WHAT TO WORK ON: Give the data below again exactly as written, without its pictures.

Stored records
**********

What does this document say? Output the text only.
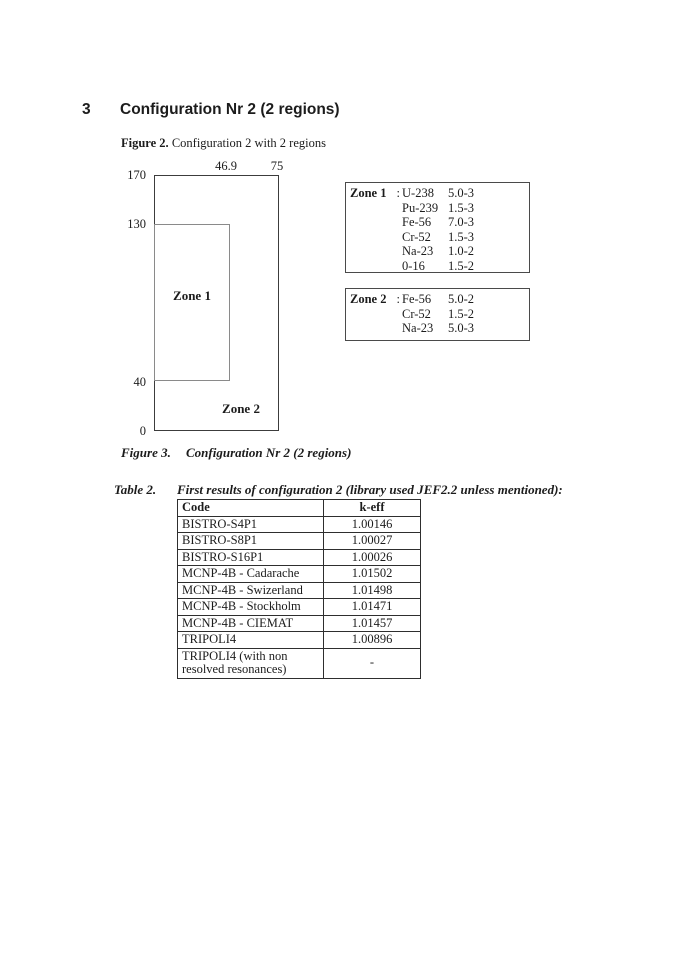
3 Configuration Nr 2 (2 regions)
Figure 2. Configuration 2 with 2 regions
170
130
40
0
46.9	75
Zone 1
Zone 2
Zone 1 : U-238	5.0-3
Pu-239 1.5-3
Fe-56	7.0-3
Cr-52	1.5-3
Na-23	1.0-2
0-16	1.5-2
Zone 2 : Fe-56	5.0-2
Cr-52	1.5-2
Na-23	5.0-3
Figure 3. Configuration Nr 2 (2 regions)
Table 2. First results of configuration 2 (library used JEF2.2 unless mentioned):
Code	k-eff
BISTRO-S4P1	1.00146
BISTRO-S8P1	1.00027
BISTRO-S16P1	1.00026
MCNP-4B - Cadarache	1.01502
MCNP-4B - Swizerland	1.01498
MCNP-4B - Stockholm	1.01471
MCNP-4B - CIEMAT	1.01457
TRIPOLI4	1.00896
TRIPOLI4 (with non resolved resonances)	-
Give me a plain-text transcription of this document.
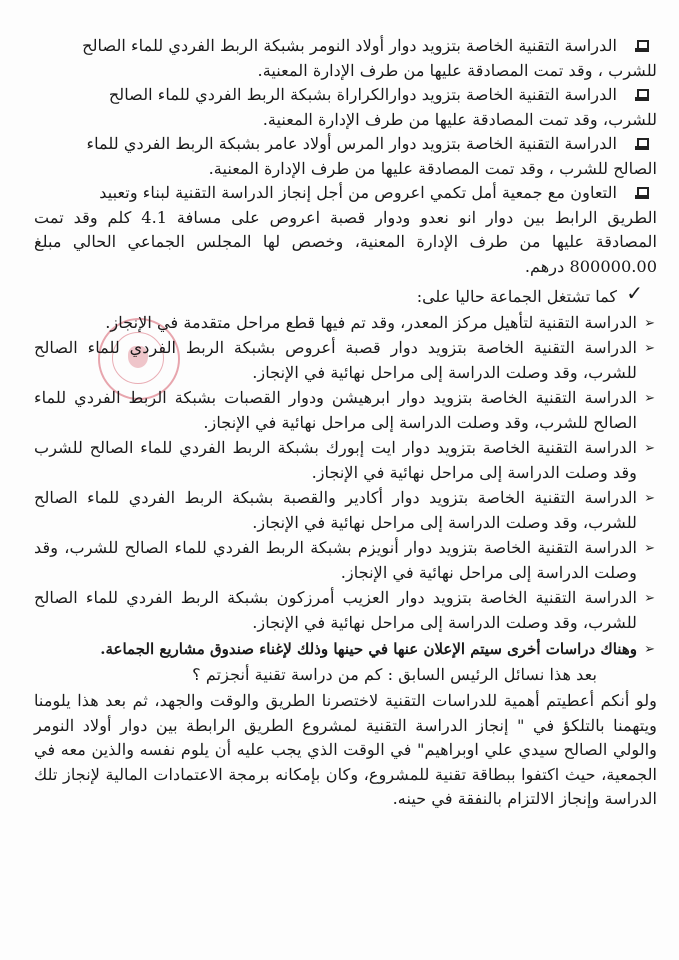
الدراسة التقنية الخاصة بتزويد دوار أولاد النومر بشبكة الربط الفردي للماء الصالح
للشرب ، وقد تمت المصادقة عليها من طرف الإدارة المعنية.
الدراسة التقنية الخاصة بتزويد دوارالكراراة بشبكة الربط الفردي للماء الصالح
للشرب، وقد تمت المصادقة عليها من طرف الإدارة المعنية.
الدراسة التقنية الخاصة بتزويد دوار المرس أولاد عامر بشبكة الربط الفردي للماء
الصالح للشرب ، وقد تمت المصادقة عليها من طرف الإدارة المعنية.
التعاون مع جمعية أمل تكمي اعروص من أجل إنجاز الدراسة التقنية لبناء وتعبيد
الطريق الرابط بين دوار انو نعدو ودوار قصبة اعروص على مسافة 4.1 كلم وقد تمت المصادقة عليها من طرف الإدارة المعنية، وخصص لها المجلس الجماعي الحالي مبلغ 800000.00 درهم.
✓
كما تشتغل الجماعة حاليا على:
➢
الدراسة التقنية لتأهيل مركز المعدر، وقد تم فيها قطع مراحل متقدمة في الإنجاز.
➢
الدراسة التقنية الخاصة بتزويد دوار قصبة أعروص بشبكة الربط الفردي للماء الصالح للشرب، وقد وصلت الدراسة إلى مراحل نهائية في الإنجاز.
➢
الدراسة التقنية الخاصة بتزويد دوار ابرهيشن ودوار القصبات بشبكة الربط الفردي للماء الصالح للشرب، وقد وصلت الدراسة إلى مراحل نهائية في الإنجاز.
➢
الدراسة التقنية الخاصة بتزويد دوار ايت إبورك بشبكة الربط الفردي للماء الصالح للشرب وقد وصلت الدراسة إلى مراحل نهائية في الإنجاز.
➢
الدراسة التقنية الخاصة بتزويد دوار أكادير والقصبة بشبكة الربط الفردي للماء الصالح للشرب، وقد وصلت الدراسة إلى مراحل نهائية في الإنجاز.
➢
الدراسة التقنية الخاصة بتزويد دوار أنويزم بشبكة الربط الفردي للماء الصالح للشرب، وقد وصلت الدراسة إلى مراحل نهائية في الإنجاز.
➢
الدراسة التقنية الخاصة بتزويد دوار العزيب أمرزكون بشبكة الربط الفردي للماء الصالح للشرب، وقد وصلت الدراسة إلى مراحل نهائية في الإنجاز.
➢
وهناك دراسات أخرى سيتم الإعلان عنها في حينها وذلك لإغناء صندوق مشاريع الجماعة.
بعد هذا نسائل الرئيس السابق : كم من دراسة تقنية أنجزتم ؟
ولو أنكم أعطيتم أهمية للدراسات التقنية لاختصرنا الطريق والوقت والجهد، ثم بعد هذا يلومنا ويتهمنا بالتلكؤ في " إنجاز الدراسة التقنية لمشروع الطريق الرابطة بين دوار أولاد النومر والولي الصالح سيدي علي اوبراهيم" في الوقت الذي يجب عليه أن يلوم نفسه والذين معه في الجمعية، حيث اكتفوا ببطاقة تقنية للمشروع، وكان بإمكانه برمجة الاعتمادات المالية لإنجاز تلك الدراسة وإنجاز الالتزام بالنفقة في حينه.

**********

ANSWER TO THIS TASK:
What does this document say? Output the text only.
3 Configuration Nr 2 (2 regions)
Figure 2. Configuration 2 with 2 regions
170
130
40
0
46.9	75
Zone 1
Zone 2
Zone 1 : U-238	5.0-3
Pu-239 1.5-3
Fe-56	7.0-3
Cr-52	1.5-3
Na-23	1.0-2
0-16	1.5-2
Zone 2 : Fe-56	5.0-2
Cr-52	1.5-2
Na-23	5.0-3
Figure 3. Configuration Nr 2 (2 regions)
Table 2. First results of configuration 2 (library used JEF2.2 unless mentioned):
Code	k-eff
BISTRO-S4P1	1.00146
BISTRO-S8P1	1.00027
BISTRO-S16P1	1.00026
MCNP-4B - Cadarache	1.01502
MCNP-4B - Swizerland	1.01498
MCNP-4B - Stockholm	1.01471
MCNP-4B - CIEMAT	1.01457
TRIPOLI4	1.00896
TRIPOLI4 (with non resolved resonances)	-
Give me a plain-text transcription of this document.
الدراسة التقنية الخاصة بتزويد دوار أولاد النومر بشبكة الربط الفردي للماء الصالح
للشرب ، وقد تمت المصادقة عليها من طرف الإدارة المعنية.
الدراسة التقنية الخاصة بتزويد دوارالكراراة بشبكة الربط الفردي للماء الصالح
للشرب، وقد تمت المصادقة عليها من طرف الإدارة المعنية.
الدراسة التقنية الخاصة بتزويد دوار المرس أولاد عامر بشبكة الربط الفردي للماء
الصالح للشرب ، وقد تمت المصادقة عليها من طرف الإدارة المعنية.
التعاون مع جمعية أمل تكمي اعروص من أجل إنجاز الدراسة التقنية لبناء وتعبيد
الطريق الرابط بين دوار انو نعدو ودوار قصبة اعروص على مسافة 4.1 كلم وقد تمت المصادقة عليها من طرف الإدارة المعنية، وخصص لها المجلس الجماعي الحالي مبلغ 800000.00 درهم.
✓
كما تشتغل الجماعة حاليا على:
➢
الدراسة التقنية لتأهيل مركز المعدر، وقد تم فيها قطع مراحل متقدمة في الإنجاز.
➢
الدراسة التقنية الخاصة بتزويد دوار قصبة أعروص بشبكة الربط الفردي للماء الصالح للشرب، وقد وصلت الدراسة إلى مراحل نهائية في الإنجاز.
➢
الدراسة التقنية الخاصة بتزويد دوار ابرهيشن ودوار القصبات بشبكة الربط الفردي للماء الصالح للشرب، وقد وصلت الدراسة إلى مراحل نهائية في الإنجاز.
➢
الدراسة التقنية الخاصة بتزويد دوار ايت إبورك بشبكة الربط الفردي للماء الصالح للشرب وقد وصلت الدراسة إلى مراحل نهائية في الإنجاز.
➢
الدراسة التقنية الخاصة بتزويد دوار أكادير والقصبة بشبكة الربط الفردي للماء الصالح للشرب، وقد وصلت الدراسة إلى مراحل نهائية في الإنجاز.
➢
الدراسة التقنية الخاصة بتزويد دوار أنويزم بشبكة الربط الفردي للماء الصالح للشرب، وقد وصلت الدراسة إلى مراحل نهائية في الإنجاز.
➢
الدراسة التقنية الخاصة بتزويد دوار العزيب أمرزكون بشبكة الربط الفردي للماء الصالح للشرب، وقد وصلت الدراسة إلى مراحل نهائية في الإنجاز.
➢
وهناك دراسات أخرى سيتم الإعلان عنها في حينها وذلك لإغناء صندوق مشاريع الجماعة.
بعد هذا نسائل الرئيس السابق : كم من دراسة تقنية أنجزتم ؟
ولو أنكم أعطيتم أهمية للدراسات التقنية لاختصرنا الطريق والوقت والجهد، ثم بعد هذا يلومنا ويتهمنا بالتلكؤ في " إنجاز الدراسة التقنية لمشروع الطريق الرابطة بين دوار أولاد النومر والولي الصالح سيدي علي اوبراهيم" في الوقت الذي يجب عليه أن يلوم نفسه والذين معه في الجمعية، حيث اكتفوا ببطاقة تقنية للمشروع، وكان بإمكانه برمجة الاعتمادات المالية لإنجاز تلك الدراسة وإنجاز الالتزام بالنفقة في حينه.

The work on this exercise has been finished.